TASK STATEMENT =
Write the records below out in full, character for character, with no pictures.

------------

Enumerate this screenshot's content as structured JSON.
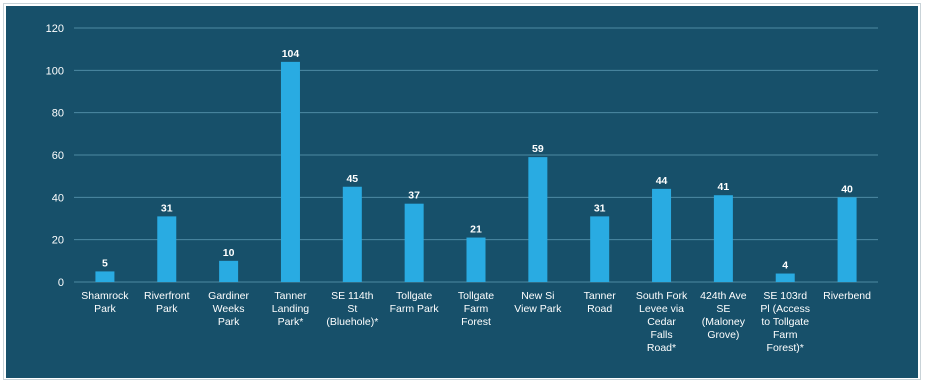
{
  "chart_data": {
    "type": "bar",
    "categories": [
      [
        "Shamrock",
        "Park"
      ],
      [
        "Riverfront",
        "Park"
      ],
      [
        "Gardiner",
        "Weeks",
        "Park"
      ],
      [
        "Tanner",
        "Landing",
        "Park*"
      ],
      [
        "SE 114th",
        "St",
        "(Bluehole)*"
      ],
      [
        "Tollgate",
        "Farm Park"
      ],
      [
        "Tollgate",
        "Farm",
        "Forest"
      ],
      [
        "New Si",
        "View Park"
      ],
      [
        "Tanner",
        "Road"
      ],
      [
        "South Fork",
        "Levee via",
        "Cedar",
        "Falls",
        "Road*"
      ],
      [
        "424th Ave",
        "SE",
        "(Maloney",
        "Grove)"
      ],
      [
        "SE 103rd",
        "Pl (Access",
        "to Tollgate",
        "Farm",
        "Forest)*"
      ],
      [
        "Riverbend"
      ]
    ],
    "values": [
      5,
      31,
      10,
      104,
      45,
      37,
      21,
      59,
      31,
      44,
      41,
      4,
      40
    ],
    "data_labels": [
      "5",
      "31",
      "10",
      "104",
      "45",
      "37",
      "21",
      "59",
      "31",
      "44",
      "41",
      "4",
      "40"
    ],
    "yticks": [
      0,
      20,
      40,
      60,
      80,
      100,
      120
    ],
    "ytick_labels": [
      "0",
      "20",
      "40",
      "60",
      "80",
      "100",
      "120"
    ],
    "ylim": [
      0,
      120
    ],
    "grid": true,
    "colors": {
      "background": "#17506a",
      "bar": "#29abe2",
      "grid": "#4d8aa3",
      "text": "#ffffff"
    }
  }
}
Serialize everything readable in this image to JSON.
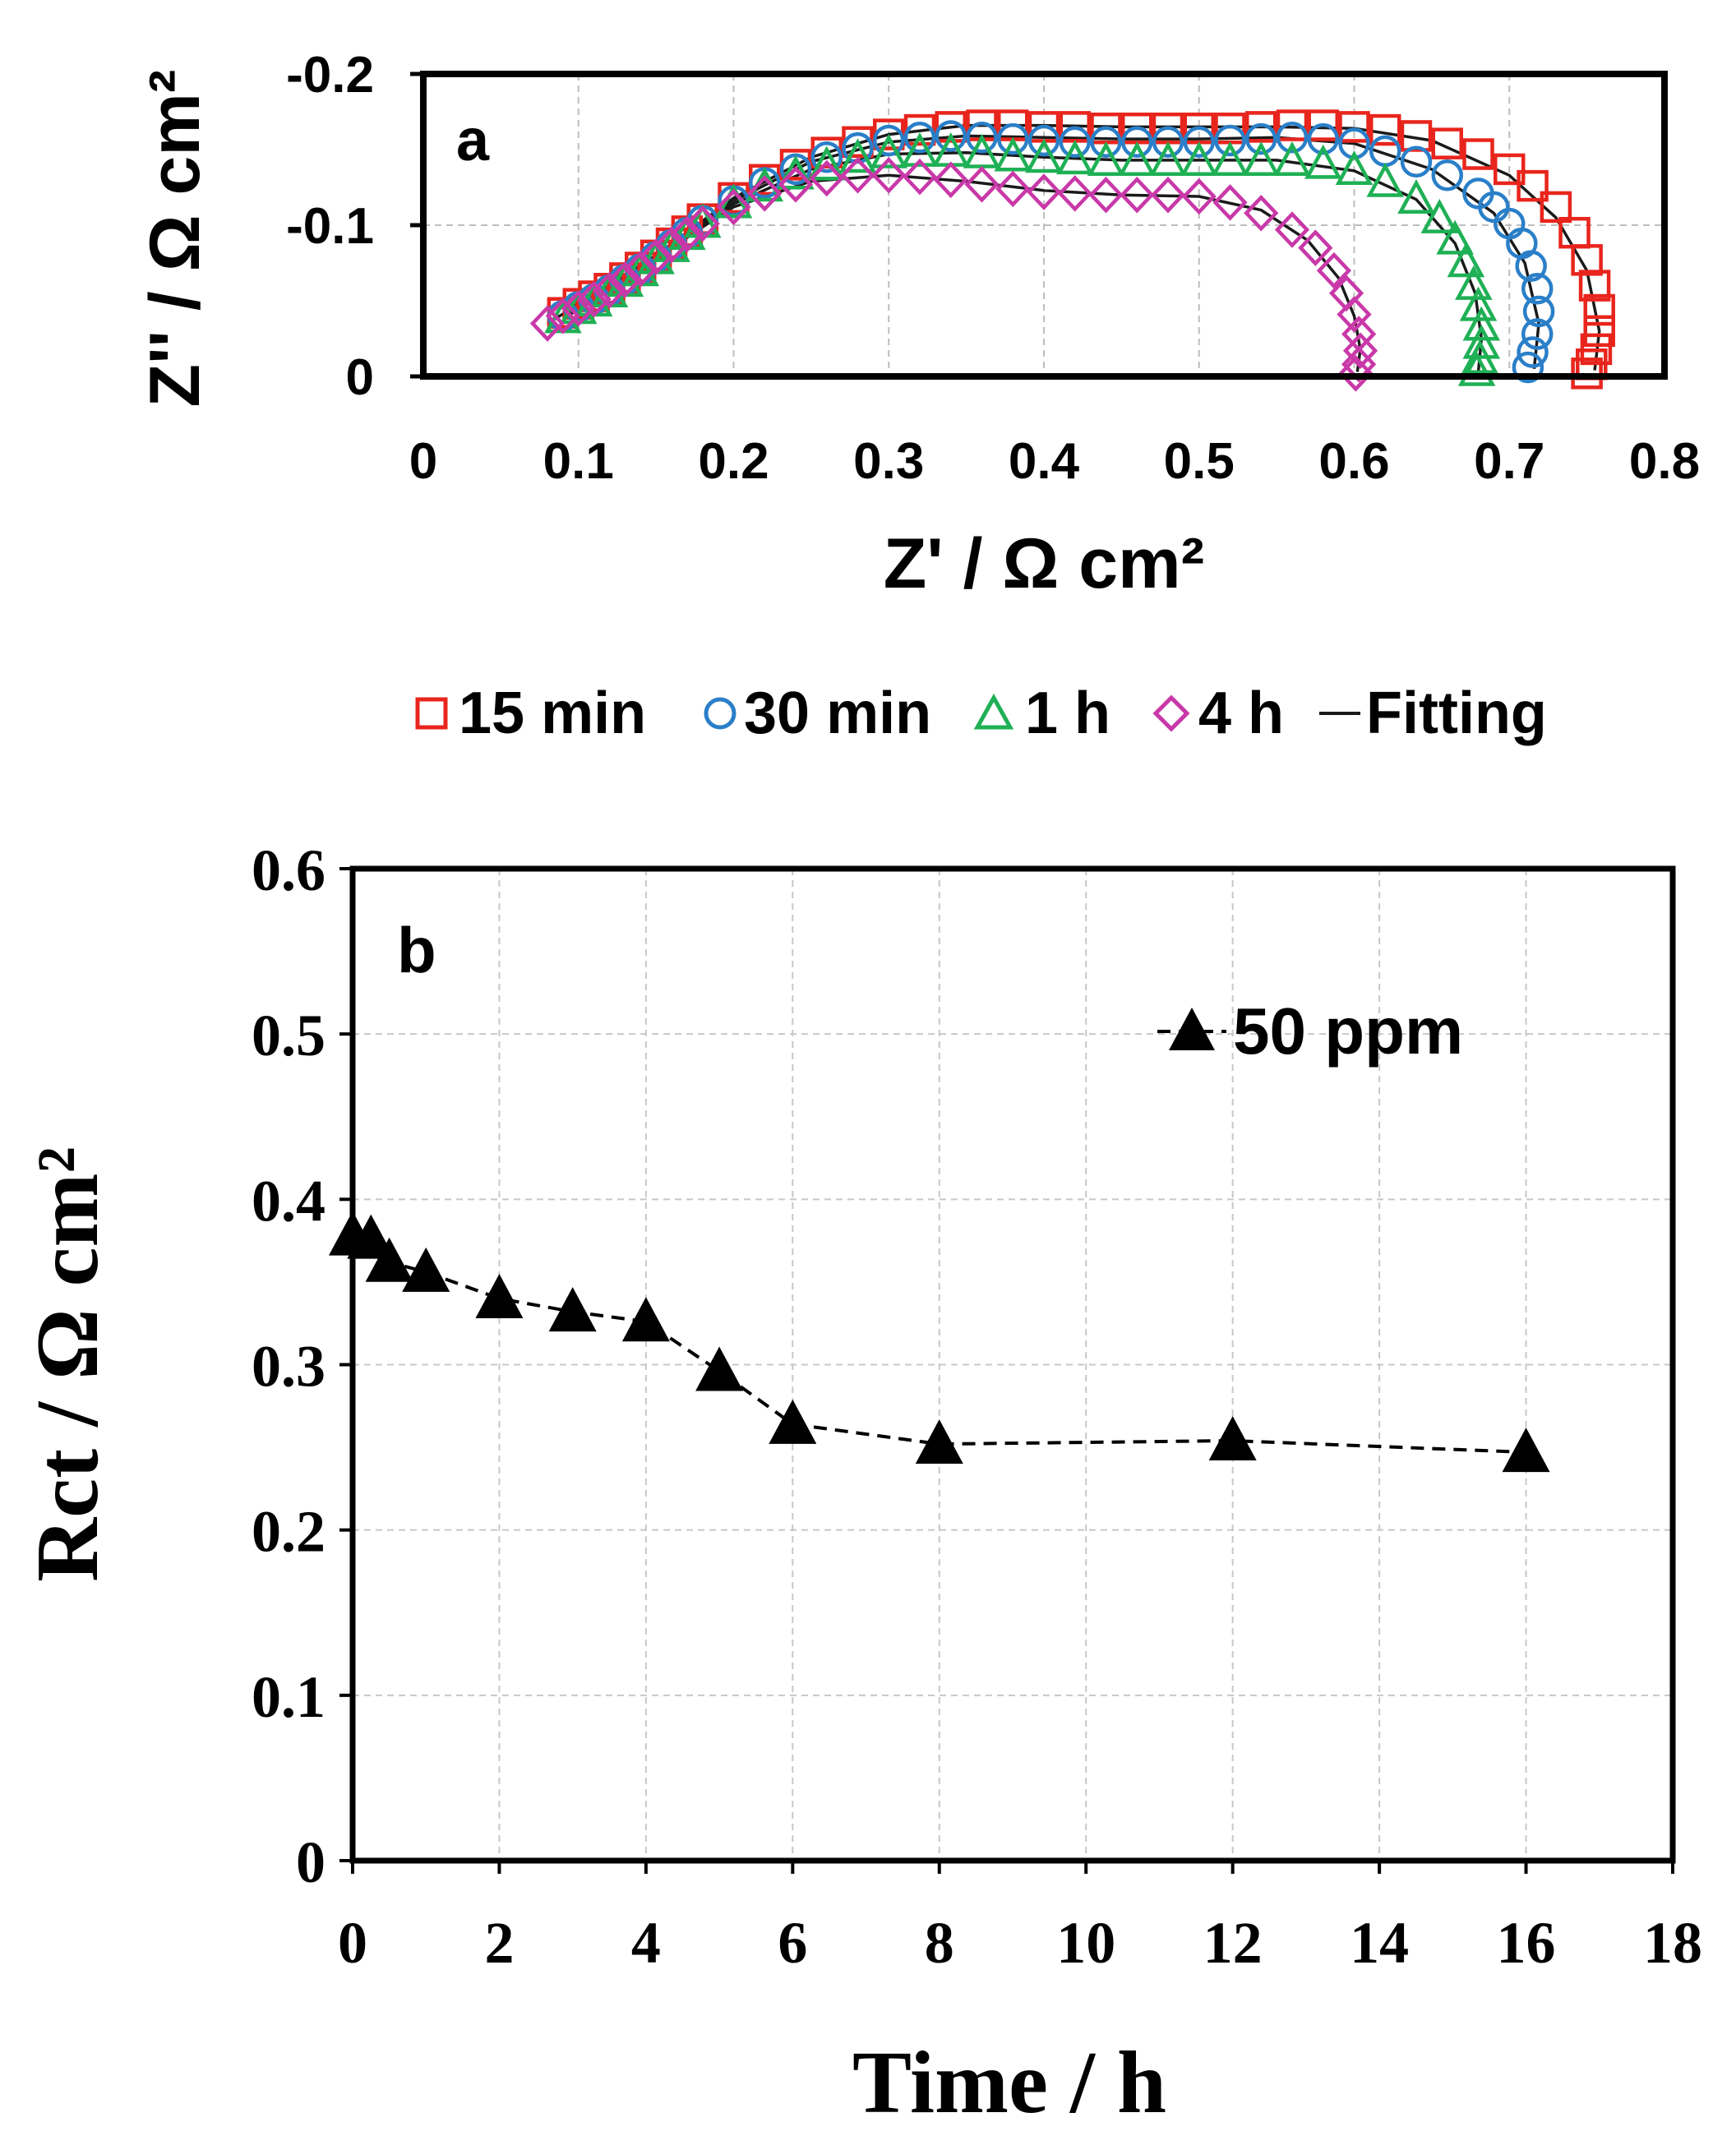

------------

FINISHED EXERCISE =
Enumerate this screenshot's content as structured JSON.
{
  "chart_data": {
    "type": "bar",
    "categories": [
      [
        "Shamrock",
        "Park"
      ],
      [
        "Riverfront",
        "Park"
      ],
      [
        "Gardiner",
        "Weeks",
        "Park"
      ],
      [
        "Tanner",
        "Landing",
        "Park*"
      ],
      [
        "SE 114th",
        "St",
        "(Bluehole)*"
      ],
      [
        "Tollgate",
        "Farm Park"
      ],
      [
        "Tollgate",
        "Farm",
        "Forest"
      ],
      [
        "New Si",
        "View Park"
      ],
      [
        "Tanner",
        "Road"
      ],
      [
        "South Fork",
        "Levee via",
        "Cedar",
        "Falls",
        "Road*"
      ],
      [
        "424th Ave",
        "SE",
        "(Maloney",
        "Grove)"
      ],
      [
        "SE 103rd",
        "Pl (Access",
        "to Tollgate",
        "Farm",
        "Forest)*"
      ],
      [
        "Riverbend"
      ]
    ],
    "values": [
      5,
      31,
      10,
      104,
      45,
      37,
      21,
      59,
      31,
      44,
      41,
      4,
      40
    ],
    "data_labels": [
      "5",
      "31",
      "10",
      "104",
      "45",
      "37",
      "21",
      "59",
      "31",
      "44",
      "41",
      "4",
      "40"
    ],
    "yticks": [
      0,
      20,
      40,
      60,
      80,
      100,
      120
    ],
    "ytick_labels": [
      "0",
      "20",
      "40",
      "60",
      "80",
      "100",
      "120"
    ],
    "ylim": [
      0,
      120
    ],
    "grid": true,
    "colors": {
      "background": "#17506a",
      "bar": "#29abe2",
      "grid": "#4d8aa3",
      "text": "#ffffff"
    }
  }
}
Serialize everything readable in this image to JSON.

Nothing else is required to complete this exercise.